◆ **Dataset excerpts**
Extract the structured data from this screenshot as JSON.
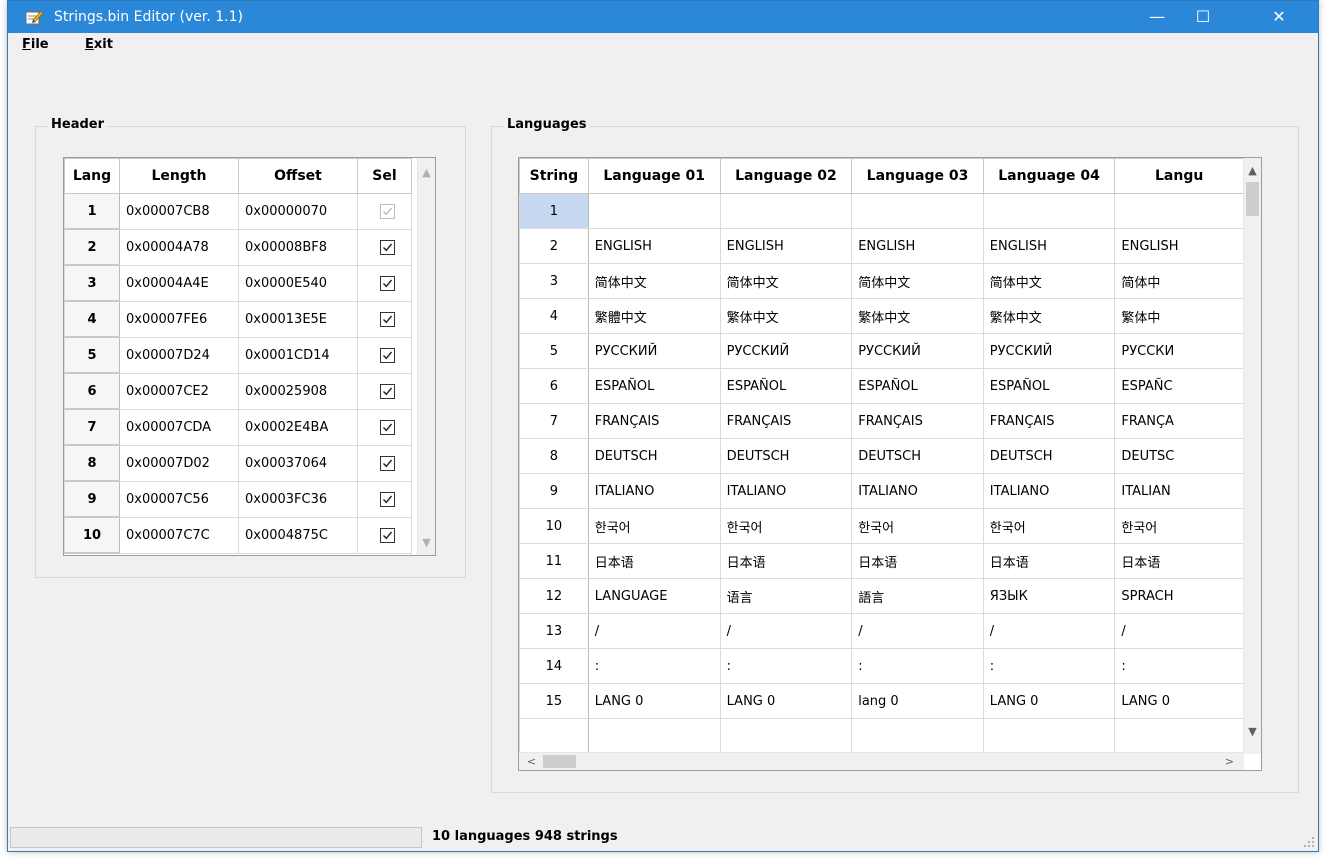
{
  "window": {
    "title": "Strings.bin Editor (ver. 1.1)",
    "min_glyph": "—",
    "max_glyph": "☐",
    "close_glyph": "✕"
  },
  "menu": {
    "file_first": "F",
    "file_rest": "ile",
    "exit_first": "E",
    "exit_rest": "xit"
  },
  "header_group": {
    "title": "Header",
    "columns": [
      "Lang",
      "Length",
      "Offset",
      "Sel"
    ],
    "rows": [
      {
        "lang": "1",
        "length": "0x00007CB8",
        "offset": "0x00000070",
        "sel": true,
        "disabled": true
      },
      {
        "lang": "2",
        "length": "0x00004A78",
        "offset": "0x00008BF8",
        "sel": true,
        "disabled": false
      },
      {
        "lang": "3",
        "length": "0x00004A4E",
        "offset": "0x0000E540",
        "sel": true,
        "disabled": false
      },
      {
        "lang": "4",
        "length": "0x00007FE6",
        "offset": "0x00013E5E",
        "sel": true,
        "disabled": false
      },
      {
        "lang": "5",
        "length": "0x00007D24",
        "offset": "0x0001CD14",
        "sel": true,
        "disabled": false
      },
      {
        "lang": "6",
        "length": "0x00007CE2",
        "offset": "0x00025908",
        "sel": true,
        "disabled": false
      },
      {
        "lang": "7",
        "length": "0x00007CDA",
        "offset": "0x0002E4BA",
        "sel": true,
        "disabled": false
      },
      {
        "lang": "8",
        "length": "0x00007D02",
        "offset": "0x00037064",
        "sel": true,
        "disabled": false
      },
      {
        "lang": "9",
        "length": "0x00007C56",
        "offset": "0x0003FC36",
        "sel": true,
        "disabled": false
      },
      {
        "lang": "10",
        "length": "0x00007C7C",
        "offset": "0x0004875C",
        "sel": true,
        "disabled": false
      }
    ]
  },
  "languages_group": {
    "title": "Languages",
    "columns": [
      "String",
      "Language 01",
      "Language 02",
      "Language 03",
      "Language 04",
      "Langu"
    ],
    "rows": [
      [
        "1",
        "",
        "",
        "",
        "",
        ""
      ],
      [
        "2",
        "ENGLISH",
        "ENGLISH",
        "ENGLISH",
        "ENGLISH",
        "ENGLISH"
      ],
      [
        "3",
        "简体中文",
        "简体中文",
        "简体中文",
        "简体中文",
        "简体中"
      ],
      [
        "4",
        "繁體中文",
        "繁体中文",
        "繁体中文",
        "繁体中文",
        "繁体中"
      ],
      [
        "5",
        "РУССКИЙ",
        "РУССКИЙ",
        "РУССКИЙ",
        "РУССКИЙ",
        "РУССКИ"
      ],
      [
        "6",
        "ESPAÑOL",
        "ESPAÑOL",
        "ESPAÑOL",
        "ESPAÑOL",
        "ESPAÑC"
      ],
      [
        "7",
        "FRANÇAIS",
        "FRANÇAIS",
        "FRANÇAIS",
        "FRANÇAIS",
        "FRANÇA"
      ],
      [
        "8",
        "DEUTSCH",
        "DEUTSCH",
        "DEUTSCH",
        "DEUTSCH",
        "DEUTSC"
      ],
      [
        "9",
        "ITALIANO",
        "ITALIANO",
        "ITALIANO",
        "ITALIANO",
        "ITALIAN"
      ],
      [
        "10",
        "한국어",
        "한국어",
        "한국어",
        "한국어",
        "한국어"
      ],
      [
        "11",
        "日本语",
        "日本语",
        "日本语",
        "日本语",
        "日本语"
      ],
      [
        "12",
        "LANGUAGE",
        "语言",
        "語言",
        "ЯЗЫК",
        "SPRACH"
      ],
      [
        "13",
        "/",
        "/",
        "/",
        "/",
        "/"
      ],
      [
        "14",
        ":",
        ":",
        ":",
        ":",
        ":"
      ],
      [
        "15",
        "LANG 0",
        "LANG 0",
        "lang 0",
        "LANG 0",
        "LANG 0"
      ],
      [
        "",
        "",
        "",
        "",
        "",
        ""
      ]
    ],
    "selected_row": "1"
  },
  "status": {
    "text": "10 languages  948 strings"
  },
  "icons": {
    "app": "notepad-pencil-icon",
    "checkbox": "checkbox-checked-icon",
    "scroll_up": "▲",
    "scroll_down": "▼",
    "scroll_left": "<",
    "scroll_right": ">"
  },
  "colors": {
    "titlebar": "#2b88d8",
    "selected_header": "#c6d9f1"
  }
}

◆ **What the task requires**
All of the data above should be quoted exactly, except for the pictures.

◆ **Task answer**
Extract the structured data from this screenshot as JSON.
{
  "window": {
    "title": "Strings.bin Editor (ver. 1.1)",
    "min_glyph": "—",
    "max_glyph": "☐",
    "close_glyph": "✕"
  },
  "menu": {
    "file_first": "F",
    "file_rest": "ile",
    "exit_first": "E",
    "exit_rest": "xit"
  },
  "header_group": {
    "title": "Header",
    "columns": [
      "Lang",
      "Length",
      "Offset",
      "Sel"
    ],
    "rows": [
      {
        "lang": "1",
        "length": "0x00007CB8",
        "offset": "0x00000070",
        "sel": true,
        "disabled": true
      },
      {
        "lang": "2",
        "length": "0x00004A78",
        "offset": "0x00008BF8",
        "sel": true,
        "disabled": false
      },
      {
        "lang": "3",
        "length": "0x00004A4E",
        "offset": "0x0000E540",
        "sel": true,
        "disabled": false
      },
      {
        "lang": "4",
        "length": "0x00007FE6",
        "offset": "0x00013E5E",
        "sel": true,
        "disabled": false
      },
      {
        "lang": "5",
        "length": "0x00007D24",
        "offset": "0x0001CD14",
        "sel": true,
        "disabled": false
      },
      {
        "lang": "6",
        "length": "0x00007CE2",
        "offset": "0x00025908",
        "sel": true,
        "disabled": false
      },
      {
        "lang": "7",
        "length": "0x00007CDA",
        "offset": "0x0002E4BA",
        "sel": true,
        "disabled": false
      },
      {
        "lang": "8",
        "length": "0x00007D02",
        "offset": "0x00037064",
        "sel": true,
        "disabled": false
      },
      {
        "lang": "9",
        "length": "0x00007C56",
        "offset": "0x0003FC36",
        "sel": true,
        "disabled": false
      },
      {
        "lang": "10",
        "length": "0x00007C7C",
        "offset": "0x0004875C",
        "sel": true,
        "disabled": false
      }
    ]
  },
  "languages_group": {
    "title": "Languages",
    "columns": [
      "String",
      "Language 01",
      "Language 02",
      "Language 03",
      "Language 04",
      "Langu"
    ],
    "rows": [
      [
        "1",
        "",
        "",
        "",
        "",
        ""
      ],
      [
        "2",
        "ENGLISH",
        "ENGLISH",
        "ENGLISH",
        "ENGLISH",
        "ENGLISH"
      ],
      [
        "3",
        "简体中文",
        "简体中文",
        "简体中文",
        "简体中文",
        "简体中"
      ],
      [
        "4",
        "繁體中文",
        "繁体中文",
        "繁体中文",
        "繁体中文",
        "繁体中"
      ],
      [
        "5",
        "РУССКИЙ",
        "РУССКИЙ",
        "РУССКИЙ",
        "РУССКИЙ",
        "РУССКИ"
      ],
      [
        "6",
        "ESPAÑOL",
        "ESPAÑOL",
        "ESPAÑOL",
        "ESPAÑOL",
        "ESPAÑC"
      ],
      [
        "7",
        "FRANÇAIS",
        "FRANÇAIS",
        "FRANÇAIS",
        "FRANÇAIS",
        "FRANÇA"
      ],
      [
        "8",
        "DEUTSCH",
        "DEUTSCH",
        "DEUTSCH",
        "DEUTSCH",
        "DEUTSC"
      ],
      [
        "9",
        "ITALIANO",
        "ITALIANO",
        "ITALIANO",
        "ITALIANO",
        "ITALIAN"
      ],
      [
        "10",
        "한국어",
        "한국어",
        "한국어",
        "한국어",
        "한국어"
      ],
      [
        "11",
        "日本语",
        "日本语",
        "日本语",
        "日本语",
        "日本语"
      ],
      [
        "12",
        "LANGUAGE",
        "语言",
        "語言",
        "ЯЗЫК",
        "SPRACH"
      ],
      [
        "13",
        "/",
        "/",
        "/",
        "/",
        "/"
      ],
      [
        "14",
        ":",
        ":",
        ":",
        ":",
        ":"
      ],
      [
        "15",
        "LANG 0",
        "LANG 0",
        "lang 0",
        "LANG 0",
        "LANG 0"
      ],
      [
        "",
        "",
        "",
        "",
        "",
        ""
      ]
    ],
    "selected_row": "1"
  },
  "status": {
    "text": "10 languages  948 strings"
  },
  "icons": {
    "app": "notepad-pencil-icon",
    "checkbox": "checkbox-checked-icon",
    "scroll_up": "▲",
    "scroll_down": "▼",
    "scroll_left": "<",
    "scroll_right": ">"
  },
  "colors": {
    "titlebar": "#2b88d8",
    "selected_header": "#c6d9f1"
  }
}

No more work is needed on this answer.